--- Start Supplied records ---
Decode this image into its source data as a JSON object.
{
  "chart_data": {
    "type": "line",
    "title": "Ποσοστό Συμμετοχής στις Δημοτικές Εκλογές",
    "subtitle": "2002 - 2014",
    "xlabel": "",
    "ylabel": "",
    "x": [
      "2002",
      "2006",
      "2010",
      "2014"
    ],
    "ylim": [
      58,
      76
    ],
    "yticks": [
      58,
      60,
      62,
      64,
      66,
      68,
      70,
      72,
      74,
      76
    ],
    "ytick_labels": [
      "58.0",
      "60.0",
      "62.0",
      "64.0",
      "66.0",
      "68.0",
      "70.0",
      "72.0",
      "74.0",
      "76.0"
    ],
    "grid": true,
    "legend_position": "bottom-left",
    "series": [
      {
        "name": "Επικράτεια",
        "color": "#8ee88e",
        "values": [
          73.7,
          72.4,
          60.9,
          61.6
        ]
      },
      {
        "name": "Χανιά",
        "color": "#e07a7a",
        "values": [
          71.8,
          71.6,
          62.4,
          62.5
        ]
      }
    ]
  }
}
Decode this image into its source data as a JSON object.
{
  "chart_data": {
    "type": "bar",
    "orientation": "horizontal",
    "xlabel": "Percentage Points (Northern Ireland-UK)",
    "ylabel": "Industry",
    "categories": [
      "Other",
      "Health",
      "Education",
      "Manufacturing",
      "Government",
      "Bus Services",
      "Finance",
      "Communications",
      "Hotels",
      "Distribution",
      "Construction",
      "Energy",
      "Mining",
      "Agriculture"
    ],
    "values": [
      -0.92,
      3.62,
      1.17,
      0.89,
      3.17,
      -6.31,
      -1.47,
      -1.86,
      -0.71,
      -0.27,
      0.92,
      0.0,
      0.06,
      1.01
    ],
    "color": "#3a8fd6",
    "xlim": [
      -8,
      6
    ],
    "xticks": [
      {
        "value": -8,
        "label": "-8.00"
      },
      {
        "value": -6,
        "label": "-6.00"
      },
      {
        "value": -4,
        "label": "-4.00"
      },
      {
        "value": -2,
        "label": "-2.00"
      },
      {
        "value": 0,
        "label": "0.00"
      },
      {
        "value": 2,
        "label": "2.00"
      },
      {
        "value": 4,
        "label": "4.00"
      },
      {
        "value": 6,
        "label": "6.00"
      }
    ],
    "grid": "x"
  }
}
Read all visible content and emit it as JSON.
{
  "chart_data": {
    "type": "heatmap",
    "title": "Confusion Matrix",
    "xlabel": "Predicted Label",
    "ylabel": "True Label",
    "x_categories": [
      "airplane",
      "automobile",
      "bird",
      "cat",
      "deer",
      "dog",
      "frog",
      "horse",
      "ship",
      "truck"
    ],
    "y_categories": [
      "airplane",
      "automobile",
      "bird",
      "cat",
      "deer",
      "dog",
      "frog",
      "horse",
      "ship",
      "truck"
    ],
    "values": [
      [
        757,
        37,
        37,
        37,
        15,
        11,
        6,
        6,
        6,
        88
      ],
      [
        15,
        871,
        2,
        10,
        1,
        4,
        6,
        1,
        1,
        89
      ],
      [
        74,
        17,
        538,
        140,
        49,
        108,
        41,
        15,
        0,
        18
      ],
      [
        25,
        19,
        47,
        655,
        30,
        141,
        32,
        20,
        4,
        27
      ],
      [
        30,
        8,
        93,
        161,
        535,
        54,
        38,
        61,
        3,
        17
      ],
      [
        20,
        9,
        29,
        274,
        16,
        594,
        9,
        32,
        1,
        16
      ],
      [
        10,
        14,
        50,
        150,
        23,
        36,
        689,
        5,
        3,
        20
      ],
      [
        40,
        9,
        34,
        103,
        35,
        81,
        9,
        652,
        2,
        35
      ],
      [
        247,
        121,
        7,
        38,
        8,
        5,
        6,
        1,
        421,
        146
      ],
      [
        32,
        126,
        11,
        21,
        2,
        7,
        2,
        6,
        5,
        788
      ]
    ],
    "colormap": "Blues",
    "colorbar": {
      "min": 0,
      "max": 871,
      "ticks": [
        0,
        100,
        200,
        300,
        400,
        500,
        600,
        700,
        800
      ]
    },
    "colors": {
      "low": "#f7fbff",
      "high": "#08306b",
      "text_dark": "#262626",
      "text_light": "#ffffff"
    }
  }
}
--- End Supplied records ---
Could you transcribe the records in full, exactly?

> [Result of the exercise]:
Decode this image into its source data as a JSON object.
{
  "chart_data": {
    "type": "line",
    "title": "Ποσοστό Συμμετοχής στις Δημοτικές Εκλογές",
    "subtitle": "2002 - 2014",
    "xlabel": "",
    "ylabel": "",
    "x": [
      "2002",
      "2006",
      "2010",
      "2014"
    ],
    "ylim": [
      58,
      76
    ],
    "yticks": [
      58,
      60,
      62,
      64,
      66,
      68,
      70,
      72,
      74,
      76
    ],
    "ytick_labels": [
      "58.0",
      "60.0",
      "62.0",
      "64.0",
      "66.0",
      "68.0",
      "70.0",
      "72.0",
      "74.0",
      "76.0"
    ],
    "grid": true,
    "legend_position": "bottom-left",
    "series": [
      {
        "name": "Επικράτεια",
        "color": "#8ee88e",
        "values": [
          73.7,
          72.4,
          60.9,
          61.6
        ]
      },
      {
        "name": "Χανιά",
        "color": "#e07a7a",
        "values": [
          71.8,
          71.6,
          62.4,
          62.5
        ]
      }
    ]
  }
}
Decode this image into its source data as a JSON object.
{
  "chart_data": {
    "type": "bar",
    "orientation": "horizontal",
    "xlabel": "Percentage Points (Northern Ireland-UK)",
    "ylabel": "Industry",
    "categories": [
      "Other",
      "Health",
      "Education",
      "Manufacturing",
      "Government",
      "Bus Services",
      "Finance",
      "Communications",
      "Hotels",
      "Distribution",
      "Construction",
      "Energy",
      "Mining",
      "Agriculture"
    ],
    "values": [
      -0.92,
      3.62,
      1.17,
      0.89,
      3.17,
      -6.31,
      -1.47,
      -1.86,
      -0.71,
      -0.27,
      0.92,
      0.0,
      0.06,
      1.01
    ],
    "color": "#3a8fd6",
    "xlim": [
      -8,
      6
    ],
    "xticks": [
      {
        "value": -8,
        "label": "-8.00"
      },
      {
        "value": -6,
        "label": "-6.00"
      },
      {
        "value": -4,
        "label": "-4.00"
      },
      {
        "value": -2,
        "label": "-2.00"
      },
      {
        "value": 0,
        "label": "0.00"
      },
      {
        "value": 2,
        "label": "2.00"
      },
      {
        "value": 4,
        "label": "4.00"
      },
      {
        "value": 6,
        "label": "6.00"
      }
    ],
    "grid": "x"
  }
}
Read all visible content and emit it as JSON.
{
  "chart_data": {
    "type": "heatmap",
    "title": "Confusion Matrix",
    "xlabel": "Predicted Label",
    "ylabel": "True Label",
    "x_categories": [
      "airplane",
      "automobile",
      "bird",
      "cat",
      "deer",
      "dog",
      "frog",
      "horse",
      "ship",
      "truck"
    ],
    "y_categories": [
      "airplane",
      "automobile",
      "bird",
      "cat",
      "deer",
      "dog",
      "frog",
      "horse",
      "ship",
      "truck"
    ],
    "values": [
      [
        757,
        37,
        37,
        37,
        15,
        11,
        6,
        6,
        6,
        88
      ],
      [
        15,
        871,
        2,
        10,
        1,
        4,
        6,
        1,
        1,
        89
      ],
      [
        74,
        17,
        538,
        140,
        49,
        108,
        41,
        15,
        0,
        18
      ],
      [
        25,
        19,
        47,
        655,
        30,
        141,
        32,
        20,
        4,
        27
      ],
      [
        30,
        8,
        93,
        161,
        535,
        54,
        38,
        61,
        3,
        17
      ],
      [
        20,
        9,
        29,
        274,
        16,
        594,
        9,
        32,
        1,
        16
      ],
      [
        10,
        14,
        50,
        150,
        23,
        36,
        689,
        5,
        3,
        20
      ],
      [
        40,
        9,
        34,
        103,
        35,
        81,
        9,
        652,
        2,
        35
      ],
      [
        247,
        121,
        7,
        38,
        8,
        5,
        6,
        1,
        421,
        146
      ],
      [
        32,
        126,
        11,
        21,
        2,
        7,
        2,
        6,
        5,
        788
      ]
    ],
    "colormap": "Blues",
    "colorbar": {
      "min": 0,
      "max": 871,
      "ticks": [
        0,
        100,
        200,
        300,
        400,
        500,
        600,
        700,
        800
      ]
    },
    "colors": {
      "low": "#f7fbff",
      "high": "#08306b",
      "text_dark": "#262626",
      "text_light": "#ffffff"
    }
  }
}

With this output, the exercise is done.